### Exercise details
Leave every picture out and write out the records below exactly.

### Extracted data
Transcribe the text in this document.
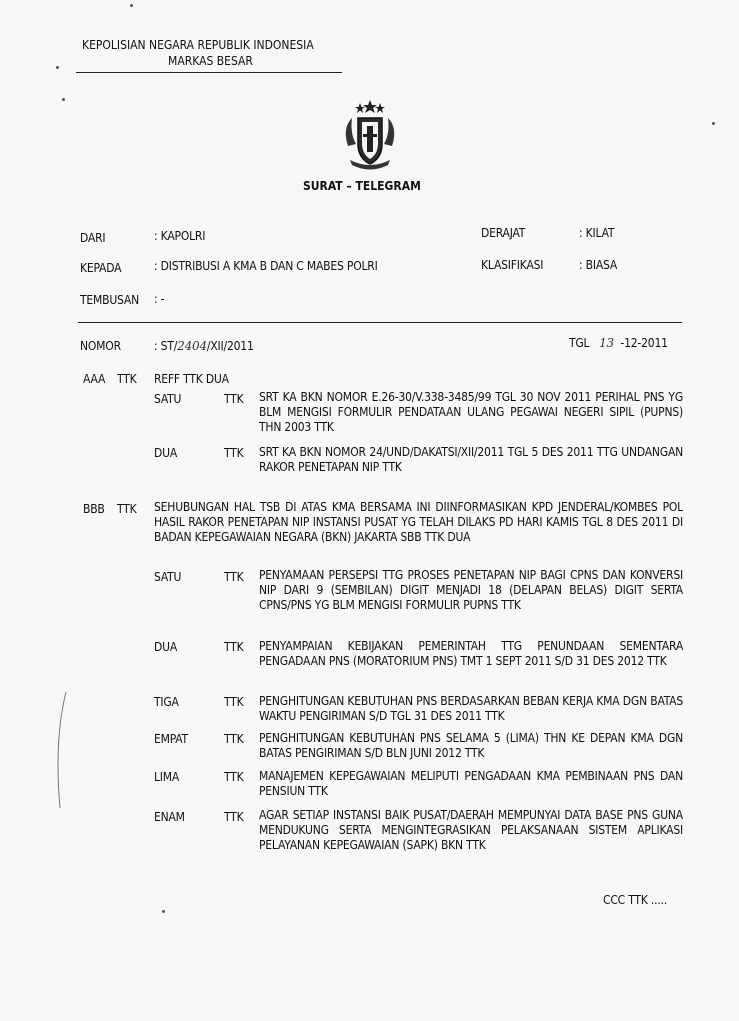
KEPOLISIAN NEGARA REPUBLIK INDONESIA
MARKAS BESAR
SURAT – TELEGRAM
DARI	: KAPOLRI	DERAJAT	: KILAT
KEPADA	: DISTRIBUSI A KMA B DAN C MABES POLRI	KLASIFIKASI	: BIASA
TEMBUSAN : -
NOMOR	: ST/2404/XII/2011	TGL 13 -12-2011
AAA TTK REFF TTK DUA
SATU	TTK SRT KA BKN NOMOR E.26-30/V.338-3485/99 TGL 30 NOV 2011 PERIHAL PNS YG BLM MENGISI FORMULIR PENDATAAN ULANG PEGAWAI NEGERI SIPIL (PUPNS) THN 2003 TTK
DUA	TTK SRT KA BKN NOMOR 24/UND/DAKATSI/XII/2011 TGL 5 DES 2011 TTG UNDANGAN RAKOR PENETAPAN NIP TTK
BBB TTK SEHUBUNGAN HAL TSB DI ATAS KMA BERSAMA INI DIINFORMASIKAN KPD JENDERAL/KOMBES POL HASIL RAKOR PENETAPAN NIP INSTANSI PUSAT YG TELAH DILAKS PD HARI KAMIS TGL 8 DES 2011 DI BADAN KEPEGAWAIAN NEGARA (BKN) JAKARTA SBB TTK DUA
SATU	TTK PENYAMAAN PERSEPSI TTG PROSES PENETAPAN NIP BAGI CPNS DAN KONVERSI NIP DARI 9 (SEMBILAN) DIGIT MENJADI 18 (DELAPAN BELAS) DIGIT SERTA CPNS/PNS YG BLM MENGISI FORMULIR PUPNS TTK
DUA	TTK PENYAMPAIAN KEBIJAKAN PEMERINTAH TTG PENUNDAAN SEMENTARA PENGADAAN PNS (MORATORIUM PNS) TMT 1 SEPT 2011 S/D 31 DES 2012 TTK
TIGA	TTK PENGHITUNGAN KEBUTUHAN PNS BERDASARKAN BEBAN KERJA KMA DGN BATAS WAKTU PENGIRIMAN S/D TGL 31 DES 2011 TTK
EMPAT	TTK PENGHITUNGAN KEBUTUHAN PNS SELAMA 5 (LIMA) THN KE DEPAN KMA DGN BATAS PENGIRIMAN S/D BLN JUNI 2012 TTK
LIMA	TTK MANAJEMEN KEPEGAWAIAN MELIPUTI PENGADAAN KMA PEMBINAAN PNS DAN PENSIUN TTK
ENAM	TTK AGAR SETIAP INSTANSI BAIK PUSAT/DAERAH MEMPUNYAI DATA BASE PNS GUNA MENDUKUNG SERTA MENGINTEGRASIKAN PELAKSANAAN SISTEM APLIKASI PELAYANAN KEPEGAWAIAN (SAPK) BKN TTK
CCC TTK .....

### Answer for the task
Transcribe the text in this document.
KEPOLISIAN NEGARA REPUBLIK INDONESIA
MARKAS BESAR
SURAT – TELEGRAM
DARI	: KAPOLRI	DERAJAT	: KILAT
KEPADA	: DISTRIBUSI A KMA B DAN C MABES POLRI	KLASIFIKASI	: BIASA
TEMBUSAN : -
NOMOR	: ST/2404/XII/2011	TGL 13 -12-2011
AAA TTK REFF TTK DUA
SATU	TTK SRT KA BKN NOMOR E.26-30/V.338-3485/99 TGL 30 NOV 2011 PERIHAL PNS YG BLM MENGISI FORMULIR PENDATAAN ULANG PEGAWAI NEGERI SIPIL (PUPNS) THN 2003 TTK
DUA	TTK SRT KA BKN NOMOR 24/UND/DAKATSI/XII/2011 TGL 5 DES 2011 TTG UNDANGAN RAKOR PENETAPAN NIP TTK
BBB TTK SEHUBUNGAN HAL TSB DI ATAS KMA BERSAMA INI DIINFORMASIKAN KPD JENDERAL/KOMBES POL HASIL RAKOR PENETAPAN NIP INSTANSI PUSAT YG TELAH DILAKS PD HARI KAMIS TGL 8 DES 2011 DI BADAN KEPEGAWAIAN NEGARA (BKN) JAKARTA SBB TTK DUA
SATU	TTK PENYAMAAN PERSEPSI TTG PROSES PENETAPAN NIP BAGI CPNS DAN KONVERSI NIP DARI 9 (SEMBILAN) DIGIT MENJADI 18 (DELAPAN BELAS) DIGIT SERTA CPNS/PNS YG BLM MENGISI FORMULIR PUPNS TTK
DUA	TTK PENYAMPAIAN KEBIJAKAN PEMERINTAH TTG PENUNDAAN SEMENTARA PENGADAAN PNS (MORATORIUM PNS) TMT 1 SEPT 2011 S/D 31 DES 2012 TTK
TIGA	TTK PENGHITUNGAN KEBUTUHAN PNS BERDASARKAN BEBAN KERJA KMA DGN BATAS WAKTU PENGIRIMAN S/D TGL 31 DES 2011 TTK
EMPAT	TTK PENGHITUNGAN KEBUTUHAN PNS SELAMA 5 (LIMA) THN KE DEPAN KMA DGN BATAS PENGIRIMAN S/D BLN JUNI 2012 TTK
LIMA	TTK MANAJEMEN KEPEGAWAIAN MELIPUTI PENGADAAN KMA PEMBINAAN PNS DAN PENSIUN TTK
ENAM	TTK AGAR SETIAP INSTANSI BAIK PUSAT/DAERAH MEMPUNYAI DATA BASE PNS GUNA MENDUKUNG SERTA MENGINTEGRASIKAN PELAKSANAAN SISTEM APLIKASI PELAYANAN KEPEGAWAIAN (SAPK) BKN TTK
CCC TTK .....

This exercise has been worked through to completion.